> Text passage
# NH White Mountains Ride Photos



## zpl (May 7, 2007)

I had been planning on taking a day off of work mid-week and doing a ride up in the White Mountains of New Hampshire. The weather has been getting colder and the days are getting shorter, so I figured this week would have to be it. I surprised my wife by reserving a room at the Woodstock Inn and brewery Wednesday night - we stayed overnight and I went for my ride during the day today. In addition to a growler of Woodstock's Autumn Ale, I came home this afternoon with sore quads and many great memories of this ride. 










The ride started from the inn in North Woodstock and just a few miles north I took the Franconia Notch bike path - which as you can see from the elevation profile gains 1,000 feet over about eight miles (!). It was a balmy 38 F when I started the ride at 10:30 AM, and I came across semi-frozen puddles (and lots of slippery leaf patches) here and there on the path. 










Heading North on Route 3 toward the start of the Franconia Notch bike path.










The Basin: https://www.newhampshire.com/nh-attractions/basin.aspx










Gratuitous bike photo.




































The mountain tops are already starting to get snow.






















































On the Kangamangus (Rt 112) heading back to North Woodstock

Although this ride was "only a 40-miler" it still kicked my butt and I finished with a whopping average speed of just over 12 MPH. Climbing is rough on us clydesdales!

Enjoy,

Scott


----------



## Pablo (Jul 7, 2004)

Great photos!


----------



## rodar y rodar (Jul 20, 2007)

Your "basin" looks really neat! Huh- all the leaves gone from the trees already?


----------



## Blade-Runner (Jun 4, 2008)

Pablo said:


> Great photos!


I 2nd that!


----------



## lx93 (Jun 14, 2007)

> Dataset records

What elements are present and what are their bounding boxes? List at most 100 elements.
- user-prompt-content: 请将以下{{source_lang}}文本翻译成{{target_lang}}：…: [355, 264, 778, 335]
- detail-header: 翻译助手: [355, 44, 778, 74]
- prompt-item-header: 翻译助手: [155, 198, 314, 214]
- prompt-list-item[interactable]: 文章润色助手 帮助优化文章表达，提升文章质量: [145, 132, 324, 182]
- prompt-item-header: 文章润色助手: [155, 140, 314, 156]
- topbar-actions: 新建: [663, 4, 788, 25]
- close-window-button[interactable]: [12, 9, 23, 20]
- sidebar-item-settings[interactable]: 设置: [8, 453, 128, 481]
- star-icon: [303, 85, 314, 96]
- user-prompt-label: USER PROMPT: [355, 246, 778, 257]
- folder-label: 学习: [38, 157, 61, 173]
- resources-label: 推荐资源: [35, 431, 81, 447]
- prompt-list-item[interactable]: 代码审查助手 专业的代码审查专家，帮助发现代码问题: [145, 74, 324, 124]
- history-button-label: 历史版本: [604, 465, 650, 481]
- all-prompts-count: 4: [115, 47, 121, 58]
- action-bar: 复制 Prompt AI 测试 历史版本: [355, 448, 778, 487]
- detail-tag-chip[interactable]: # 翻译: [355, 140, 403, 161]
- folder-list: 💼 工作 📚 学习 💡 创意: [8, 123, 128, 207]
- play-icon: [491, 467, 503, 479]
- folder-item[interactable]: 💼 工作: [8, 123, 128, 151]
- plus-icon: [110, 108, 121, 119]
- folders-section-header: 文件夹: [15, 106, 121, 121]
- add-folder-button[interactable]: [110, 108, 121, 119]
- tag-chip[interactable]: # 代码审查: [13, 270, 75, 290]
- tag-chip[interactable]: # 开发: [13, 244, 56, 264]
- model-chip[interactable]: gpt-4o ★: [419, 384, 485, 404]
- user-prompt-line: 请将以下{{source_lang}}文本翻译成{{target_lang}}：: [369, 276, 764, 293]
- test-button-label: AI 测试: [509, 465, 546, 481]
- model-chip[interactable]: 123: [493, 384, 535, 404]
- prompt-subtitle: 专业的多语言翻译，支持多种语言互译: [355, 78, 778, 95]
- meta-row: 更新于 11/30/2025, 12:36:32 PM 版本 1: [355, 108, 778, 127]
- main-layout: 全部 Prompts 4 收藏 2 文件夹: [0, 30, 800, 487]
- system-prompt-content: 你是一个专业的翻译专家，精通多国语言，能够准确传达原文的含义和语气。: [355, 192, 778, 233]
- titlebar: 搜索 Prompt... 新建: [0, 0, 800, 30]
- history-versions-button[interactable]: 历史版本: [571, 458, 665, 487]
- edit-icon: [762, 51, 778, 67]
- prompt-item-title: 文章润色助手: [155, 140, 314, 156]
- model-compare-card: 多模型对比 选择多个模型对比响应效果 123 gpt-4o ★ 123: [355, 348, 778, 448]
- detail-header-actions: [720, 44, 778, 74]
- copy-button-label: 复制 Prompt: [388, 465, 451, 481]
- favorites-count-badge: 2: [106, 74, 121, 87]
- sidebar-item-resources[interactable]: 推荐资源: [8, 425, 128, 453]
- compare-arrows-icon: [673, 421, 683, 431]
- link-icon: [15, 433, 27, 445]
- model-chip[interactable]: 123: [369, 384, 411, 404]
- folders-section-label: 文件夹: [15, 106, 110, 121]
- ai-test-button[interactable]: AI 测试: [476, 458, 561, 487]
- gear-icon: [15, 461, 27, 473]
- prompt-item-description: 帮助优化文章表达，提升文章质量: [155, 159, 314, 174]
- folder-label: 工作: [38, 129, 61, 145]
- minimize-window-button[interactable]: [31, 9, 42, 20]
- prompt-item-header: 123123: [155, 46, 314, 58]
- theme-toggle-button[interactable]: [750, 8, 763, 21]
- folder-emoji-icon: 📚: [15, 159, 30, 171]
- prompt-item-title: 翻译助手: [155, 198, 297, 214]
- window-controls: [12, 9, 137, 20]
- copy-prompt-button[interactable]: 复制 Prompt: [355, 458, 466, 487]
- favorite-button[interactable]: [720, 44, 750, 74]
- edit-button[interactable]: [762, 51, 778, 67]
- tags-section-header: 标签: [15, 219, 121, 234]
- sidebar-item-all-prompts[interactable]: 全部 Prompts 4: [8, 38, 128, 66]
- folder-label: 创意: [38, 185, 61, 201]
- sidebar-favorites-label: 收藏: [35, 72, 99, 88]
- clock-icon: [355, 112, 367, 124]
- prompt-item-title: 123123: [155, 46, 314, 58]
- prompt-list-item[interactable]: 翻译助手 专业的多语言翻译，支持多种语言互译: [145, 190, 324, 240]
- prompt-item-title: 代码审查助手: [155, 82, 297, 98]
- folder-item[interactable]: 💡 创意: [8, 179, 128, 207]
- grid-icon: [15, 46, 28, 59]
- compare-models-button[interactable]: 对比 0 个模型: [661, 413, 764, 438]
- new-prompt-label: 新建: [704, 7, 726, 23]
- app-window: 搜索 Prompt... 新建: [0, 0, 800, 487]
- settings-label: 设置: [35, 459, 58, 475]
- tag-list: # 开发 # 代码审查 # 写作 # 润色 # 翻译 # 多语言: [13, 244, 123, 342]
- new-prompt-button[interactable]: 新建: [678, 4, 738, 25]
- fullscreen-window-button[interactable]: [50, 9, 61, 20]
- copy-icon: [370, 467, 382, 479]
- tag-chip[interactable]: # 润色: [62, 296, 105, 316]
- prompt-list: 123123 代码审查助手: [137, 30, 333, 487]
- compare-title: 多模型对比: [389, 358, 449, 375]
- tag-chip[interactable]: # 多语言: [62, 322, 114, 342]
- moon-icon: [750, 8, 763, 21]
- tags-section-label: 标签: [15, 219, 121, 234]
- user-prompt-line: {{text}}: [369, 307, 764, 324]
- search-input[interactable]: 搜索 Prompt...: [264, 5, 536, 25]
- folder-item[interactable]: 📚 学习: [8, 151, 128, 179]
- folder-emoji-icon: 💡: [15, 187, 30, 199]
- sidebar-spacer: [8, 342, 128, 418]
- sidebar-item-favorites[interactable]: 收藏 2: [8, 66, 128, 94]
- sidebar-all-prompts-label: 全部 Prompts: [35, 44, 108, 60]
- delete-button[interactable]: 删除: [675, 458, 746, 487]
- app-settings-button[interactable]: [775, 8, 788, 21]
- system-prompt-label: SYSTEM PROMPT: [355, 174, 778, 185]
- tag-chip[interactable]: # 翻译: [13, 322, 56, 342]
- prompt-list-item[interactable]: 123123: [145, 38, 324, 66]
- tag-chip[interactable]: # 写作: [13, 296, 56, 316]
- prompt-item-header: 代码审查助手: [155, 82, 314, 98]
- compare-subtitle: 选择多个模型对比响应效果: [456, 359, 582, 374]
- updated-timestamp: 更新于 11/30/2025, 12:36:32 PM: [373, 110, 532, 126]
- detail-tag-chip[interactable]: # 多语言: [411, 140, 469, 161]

> Exercise instructions
1. According to the White Mountains ride thread, how much elevation does the Franconia Notch bike path gain, and over what distance?
2. Proceed with the White Mountains ride thread from the point at which it stops.

> Outputs in order
1. It gains 1,000 feet over about eight miles.

2.
Nice. Absolutely no blur whatosever, almost looks as though you were using a tri-pod.


----------



## MB1 (Jan 27, 2004)

Good stuff.

The basin looks like a nice place for a dip (but perhaps for another day)!


----------



## wooglin (Feb 22, 2002)

I like that shot of Cannon with the bike path. Very nice.


----------



## llama31 (Jan 13, 2006)

Winter already! Nice shots. NH is beautiful.


----------



## ruckerz (Jun 23, 2008)

Great shots. Reminds me of my college days backpacking through there. One of the many things of New England I miss!


----------



## Slim Again Soon (Oct 25, 2005)

*Winter comes early*

Nice photos -- beautiful state.

I don't see any car traffic in your photos. Must have made for a nice ride.

Like someone above, I'm surprised to see all the bare trees.

I hiked the Appalachian Trail across New Hampshine once, in September, and at the time I wondered when the weather turned frosty, because I had some dang nippy nights.

Had no idea there'd be ice and snow before Halloween.

Gotta be tough to call New England home.


----------



## onrhodes (Feb 19, 2004)

I like the shot from the Lafayette Campground. I was just hiking up there last weekend to do the Kinsmans.


----------



## PCM (May 27, 2004)

*What Route?*



zpl said:


> I had been planning on taking a day off of work mid-week and doing a ride up in the White Mountains of New Hampshire.


What route did you take? Assuming you did the bikepath going north and the Kanc in a loop then did you also do Crawford and Bear Notch?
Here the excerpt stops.